Entradas de datos:
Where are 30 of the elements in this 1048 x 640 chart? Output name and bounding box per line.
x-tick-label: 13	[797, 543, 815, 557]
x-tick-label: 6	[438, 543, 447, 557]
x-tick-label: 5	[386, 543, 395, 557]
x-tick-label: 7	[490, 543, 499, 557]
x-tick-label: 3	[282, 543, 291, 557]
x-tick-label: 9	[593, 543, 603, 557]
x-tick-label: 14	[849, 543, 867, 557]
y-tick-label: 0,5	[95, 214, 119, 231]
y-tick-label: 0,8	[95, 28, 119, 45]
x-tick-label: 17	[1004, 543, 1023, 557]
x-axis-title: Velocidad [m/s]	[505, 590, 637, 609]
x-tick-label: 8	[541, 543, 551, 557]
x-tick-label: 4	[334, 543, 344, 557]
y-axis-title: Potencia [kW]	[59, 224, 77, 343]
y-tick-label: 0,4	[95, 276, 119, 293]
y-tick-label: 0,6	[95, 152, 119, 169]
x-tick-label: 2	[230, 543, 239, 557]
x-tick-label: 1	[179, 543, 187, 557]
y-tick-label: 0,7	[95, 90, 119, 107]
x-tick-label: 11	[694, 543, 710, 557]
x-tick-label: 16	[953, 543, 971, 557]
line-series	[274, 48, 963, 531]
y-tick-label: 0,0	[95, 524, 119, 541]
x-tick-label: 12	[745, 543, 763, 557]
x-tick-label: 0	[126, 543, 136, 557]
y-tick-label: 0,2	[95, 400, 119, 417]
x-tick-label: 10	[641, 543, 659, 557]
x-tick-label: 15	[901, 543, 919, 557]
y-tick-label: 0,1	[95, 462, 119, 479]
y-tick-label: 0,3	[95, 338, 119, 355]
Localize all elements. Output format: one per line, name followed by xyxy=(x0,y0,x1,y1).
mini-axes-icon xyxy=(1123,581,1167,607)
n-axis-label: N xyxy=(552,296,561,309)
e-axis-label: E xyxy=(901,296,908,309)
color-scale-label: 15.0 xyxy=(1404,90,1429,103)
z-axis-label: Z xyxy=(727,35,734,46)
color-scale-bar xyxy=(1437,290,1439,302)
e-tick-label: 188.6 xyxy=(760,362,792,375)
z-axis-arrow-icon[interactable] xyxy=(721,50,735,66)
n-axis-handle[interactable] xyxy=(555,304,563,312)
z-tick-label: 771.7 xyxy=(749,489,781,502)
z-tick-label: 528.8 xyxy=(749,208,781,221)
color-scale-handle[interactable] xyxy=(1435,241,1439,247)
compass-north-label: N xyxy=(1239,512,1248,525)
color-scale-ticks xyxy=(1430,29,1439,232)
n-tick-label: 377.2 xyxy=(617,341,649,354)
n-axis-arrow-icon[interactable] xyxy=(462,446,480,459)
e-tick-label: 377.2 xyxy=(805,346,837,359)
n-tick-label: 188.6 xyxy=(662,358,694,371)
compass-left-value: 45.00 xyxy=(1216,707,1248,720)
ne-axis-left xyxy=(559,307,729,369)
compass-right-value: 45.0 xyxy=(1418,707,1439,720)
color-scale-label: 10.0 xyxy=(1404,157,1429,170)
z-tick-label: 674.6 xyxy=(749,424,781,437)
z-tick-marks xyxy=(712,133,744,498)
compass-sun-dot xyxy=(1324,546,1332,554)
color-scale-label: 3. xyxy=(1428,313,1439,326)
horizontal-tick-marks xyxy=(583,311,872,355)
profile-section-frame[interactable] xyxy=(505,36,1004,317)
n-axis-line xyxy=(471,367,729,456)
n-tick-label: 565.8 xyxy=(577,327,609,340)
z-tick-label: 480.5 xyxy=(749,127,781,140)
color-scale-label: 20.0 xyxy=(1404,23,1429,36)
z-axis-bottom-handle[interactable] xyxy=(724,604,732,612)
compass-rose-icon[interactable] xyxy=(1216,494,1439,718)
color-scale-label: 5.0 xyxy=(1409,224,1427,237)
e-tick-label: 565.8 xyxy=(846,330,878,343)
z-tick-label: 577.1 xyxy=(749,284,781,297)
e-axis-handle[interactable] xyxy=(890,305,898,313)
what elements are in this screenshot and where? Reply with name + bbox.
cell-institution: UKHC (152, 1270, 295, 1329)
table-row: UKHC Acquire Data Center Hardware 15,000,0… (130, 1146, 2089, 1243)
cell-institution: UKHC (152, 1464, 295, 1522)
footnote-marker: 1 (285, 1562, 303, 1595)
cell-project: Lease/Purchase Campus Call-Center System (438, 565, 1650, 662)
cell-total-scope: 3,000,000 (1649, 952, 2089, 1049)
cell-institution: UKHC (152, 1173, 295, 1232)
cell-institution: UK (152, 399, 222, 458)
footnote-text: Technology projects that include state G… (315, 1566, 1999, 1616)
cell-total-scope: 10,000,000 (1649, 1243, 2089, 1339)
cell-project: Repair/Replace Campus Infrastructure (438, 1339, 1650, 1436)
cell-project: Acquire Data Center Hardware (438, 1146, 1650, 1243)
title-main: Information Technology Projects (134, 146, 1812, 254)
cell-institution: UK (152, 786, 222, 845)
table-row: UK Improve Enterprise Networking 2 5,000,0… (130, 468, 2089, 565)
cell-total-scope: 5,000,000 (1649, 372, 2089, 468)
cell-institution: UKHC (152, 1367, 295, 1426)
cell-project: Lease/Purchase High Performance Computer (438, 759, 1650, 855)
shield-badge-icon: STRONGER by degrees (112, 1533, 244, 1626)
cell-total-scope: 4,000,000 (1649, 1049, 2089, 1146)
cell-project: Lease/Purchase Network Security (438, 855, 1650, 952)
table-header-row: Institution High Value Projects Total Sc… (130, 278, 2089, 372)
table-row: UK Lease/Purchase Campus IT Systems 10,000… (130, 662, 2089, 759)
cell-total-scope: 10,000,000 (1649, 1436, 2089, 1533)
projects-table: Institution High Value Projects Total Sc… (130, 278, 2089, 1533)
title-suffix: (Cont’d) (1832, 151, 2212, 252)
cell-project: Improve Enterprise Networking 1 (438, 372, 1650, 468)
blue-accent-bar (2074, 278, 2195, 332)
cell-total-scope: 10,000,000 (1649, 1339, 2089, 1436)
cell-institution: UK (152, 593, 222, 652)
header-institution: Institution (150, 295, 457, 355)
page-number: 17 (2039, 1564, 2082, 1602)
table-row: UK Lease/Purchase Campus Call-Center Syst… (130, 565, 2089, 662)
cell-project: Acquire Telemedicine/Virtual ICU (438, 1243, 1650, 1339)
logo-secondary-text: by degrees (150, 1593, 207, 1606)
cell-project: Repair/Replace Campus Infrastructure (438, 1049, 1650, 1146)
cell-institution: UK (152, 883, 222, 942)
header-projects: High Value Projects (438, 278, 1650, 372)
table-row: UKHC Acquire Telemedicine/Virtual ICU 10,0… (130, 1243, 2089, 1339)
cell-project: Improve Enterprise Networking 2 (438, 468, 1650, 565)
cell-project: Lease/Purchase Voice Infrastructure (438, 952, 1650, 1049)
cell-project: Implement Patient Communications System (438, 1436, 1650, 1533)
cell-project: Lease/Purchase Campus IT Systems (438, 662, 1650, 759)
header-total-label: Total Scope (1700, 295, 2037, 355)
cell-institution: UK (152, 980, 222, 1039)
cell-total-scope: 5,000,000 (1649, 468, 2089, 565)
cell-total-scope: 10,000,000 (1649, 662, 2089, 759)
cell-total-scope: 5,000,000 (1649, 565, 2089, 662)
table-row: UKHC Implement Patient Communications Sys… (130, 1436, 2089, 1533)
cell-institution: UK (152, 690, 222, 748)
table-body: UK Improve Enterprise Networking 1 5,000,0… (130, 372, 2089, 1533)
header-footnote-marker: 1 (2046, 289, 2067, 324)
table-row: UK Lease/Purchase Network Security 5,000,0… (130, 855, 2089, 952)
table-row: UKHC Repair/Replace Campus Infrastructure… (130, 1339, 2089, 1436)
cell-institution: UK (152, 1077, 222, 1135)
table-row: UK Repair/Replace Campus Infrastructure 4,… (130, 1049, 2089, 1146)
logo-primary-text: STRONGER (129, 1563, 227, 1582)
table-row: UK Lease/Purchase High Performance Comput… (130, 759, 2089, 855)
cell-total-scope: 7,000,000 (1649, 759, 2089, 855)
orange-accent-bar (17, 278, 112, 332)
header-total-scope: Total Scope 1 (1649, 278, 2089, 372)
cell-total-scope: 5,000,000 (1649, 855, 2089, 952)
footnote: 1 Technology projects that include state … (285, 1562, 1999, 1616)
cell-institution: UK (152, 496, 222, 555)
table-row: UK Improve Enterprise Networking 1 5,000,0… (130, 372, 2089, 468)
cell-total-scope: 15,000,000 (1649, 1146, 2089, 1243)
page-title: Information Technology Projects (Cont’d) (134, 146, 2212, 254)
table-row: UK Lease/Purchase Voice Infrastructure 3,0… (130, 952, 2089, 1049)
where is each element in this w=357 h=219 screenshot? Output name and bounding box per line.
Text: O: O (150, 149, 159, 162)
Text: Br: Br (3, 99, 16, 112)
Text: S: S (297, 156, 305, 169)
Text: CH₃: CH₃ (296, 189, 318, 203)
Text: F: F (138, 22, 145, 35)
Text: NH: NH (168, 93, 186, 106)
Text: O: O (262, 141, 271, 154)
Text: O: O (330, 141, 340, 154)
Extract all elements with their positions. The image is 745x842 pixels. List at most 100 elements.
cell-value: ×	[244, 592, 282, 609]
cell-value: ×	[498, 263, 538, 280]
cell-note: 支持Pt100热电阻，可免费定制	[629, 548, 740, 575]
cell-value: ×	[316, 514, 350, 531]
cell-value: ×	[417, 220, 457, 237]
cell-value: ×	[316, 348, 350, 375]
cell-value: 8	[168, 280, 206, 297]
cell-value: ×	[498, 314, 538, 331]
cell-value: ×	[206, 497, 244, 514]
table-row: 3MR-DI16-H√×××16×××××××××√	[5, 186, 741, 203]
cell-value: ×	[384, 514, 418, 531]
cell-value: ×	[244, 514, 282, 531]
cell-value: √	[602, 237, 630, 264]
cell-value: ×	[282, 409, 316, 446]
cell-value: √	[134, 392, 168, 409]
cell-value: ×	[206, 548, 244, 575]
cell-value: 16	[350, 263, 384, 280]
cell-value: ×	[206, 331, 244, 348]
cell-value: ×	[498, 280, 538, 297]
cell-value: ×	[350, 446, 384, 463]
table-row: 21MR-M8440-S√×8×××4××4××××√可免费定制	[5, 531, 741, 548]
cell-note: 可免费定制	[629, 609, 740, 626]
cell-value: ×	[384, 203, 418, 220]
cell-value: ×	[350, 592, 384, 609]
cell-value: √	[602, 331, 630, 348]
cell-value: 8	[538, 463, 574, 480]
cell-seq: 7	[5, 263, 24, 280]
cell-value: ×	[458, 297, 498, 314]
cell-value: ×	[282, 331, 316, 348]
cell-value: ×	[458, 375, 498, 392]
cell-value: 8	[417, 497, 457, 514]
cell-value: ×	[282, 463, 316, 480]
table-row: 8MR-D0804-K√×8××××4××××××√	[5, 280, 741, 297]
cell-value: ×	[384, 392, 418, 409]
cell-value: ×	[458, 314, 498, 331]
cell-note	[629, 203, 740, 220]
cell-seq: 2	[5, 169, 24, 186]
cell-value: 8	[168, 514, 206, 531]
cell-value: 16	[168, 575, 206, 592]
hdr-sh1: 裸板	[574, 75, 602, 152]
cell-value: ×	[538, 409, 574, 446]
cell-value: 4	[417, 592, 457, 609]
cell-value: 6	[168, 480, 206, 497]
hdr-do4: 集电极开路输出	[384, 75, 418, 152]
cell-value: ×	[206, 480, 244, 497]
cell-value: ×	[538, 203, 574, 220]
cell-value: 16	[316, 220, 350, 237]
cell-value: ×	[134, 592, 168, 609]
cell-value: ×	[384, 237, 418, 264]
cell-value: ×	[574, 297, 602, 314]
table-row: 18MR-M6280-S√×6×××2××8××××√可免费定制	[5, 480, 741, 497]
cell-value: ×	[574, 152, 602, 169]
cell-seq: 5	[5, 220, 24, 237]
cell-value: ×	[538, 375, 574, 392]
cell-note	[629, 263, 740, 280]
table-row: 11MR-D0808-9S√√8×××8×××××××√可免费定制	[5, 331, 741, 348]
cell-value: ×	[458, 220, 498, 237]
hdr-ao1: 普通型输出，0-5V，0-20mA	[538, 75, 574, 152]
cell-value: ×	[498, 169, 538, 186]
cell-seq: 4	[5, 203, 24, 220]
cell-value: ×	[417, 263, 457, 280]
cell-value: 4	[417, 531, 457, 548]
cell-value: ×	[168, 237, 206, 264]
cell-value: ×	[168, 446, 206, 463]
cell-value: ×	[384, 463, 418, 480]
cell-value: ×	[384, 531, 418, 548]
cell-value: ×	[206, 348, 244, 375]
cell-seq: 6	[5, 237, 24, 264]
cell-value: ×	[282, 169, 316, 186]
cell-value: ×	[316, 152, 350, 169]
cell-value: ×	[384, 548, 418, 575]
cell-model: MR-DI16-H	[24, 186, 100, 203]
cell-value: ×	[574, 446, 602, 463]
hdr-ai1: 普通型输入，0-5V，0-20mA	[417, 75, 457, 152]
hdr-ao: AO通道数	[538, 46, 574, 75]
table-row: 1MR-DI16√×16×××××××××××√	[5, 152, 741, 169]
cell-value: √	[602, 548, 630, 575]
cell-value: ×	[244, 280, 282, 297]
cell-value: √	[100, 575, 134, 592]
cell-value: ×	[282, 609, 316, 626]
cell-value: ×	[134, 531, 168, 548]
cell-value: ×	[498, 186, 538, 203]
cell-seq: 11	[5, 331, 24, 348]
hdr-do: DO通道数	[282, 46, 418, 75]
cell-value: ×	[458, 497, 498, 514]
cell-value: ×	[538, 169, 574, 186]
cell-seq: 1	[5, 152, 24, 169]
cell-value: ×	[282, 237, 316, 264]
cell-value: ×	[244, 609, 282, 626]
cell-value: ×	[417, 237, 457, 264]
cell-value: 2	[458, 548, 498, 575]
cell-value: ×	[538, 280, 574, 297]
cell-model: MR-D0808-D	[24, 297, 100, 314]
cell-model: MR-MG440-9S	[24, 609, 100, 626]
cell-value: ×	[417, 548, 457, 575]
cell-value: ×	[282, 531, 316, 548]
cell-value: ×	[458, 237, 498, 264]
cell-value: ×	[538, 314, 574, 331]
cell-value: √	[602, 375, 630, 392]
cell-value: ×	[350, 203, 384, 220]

Tarea pendiente: Presenta como lista numerada las filas desde la primera hasta la que contiene "543, 344, 557]", ambas incluidas. Omite las filas en blanco.

Resultado del ejercicio:
1. Where are 30 of the elements in this 1048 x 640 chart? Output name and bounding box per line.
2. x-tick-label: 13	[797, 543, 815, 557]
3. x-tick-label: 6	[438, 543, 447, 557]
4. x-tick-label: 5	[386, 543, 395, 557]
5. x-tick-label: 7	[490, 543, 499, 557]
6. x-tick-label: 3	[282, 543, 291, 557]
7. x-tick-label: 9	[593, 543, 603, 557]
8. x-tick-label: 14	[849, 543, 867, 557]
9. y-tick-label: 0,5	[95, 214, 119, 231]
10. y-tick-label: 0,8	[95, 28, 119, 45]
11. x-tick-label: 17	[1004, 543, 1023, 557]
12. x-axis-title: Velocidad [m/s]	[505, 590, 637, 609]
13. x-tick-label: 8	[541, 543, 551, 557]
14. x-tick-label: 4	[334, 543, 344, 557]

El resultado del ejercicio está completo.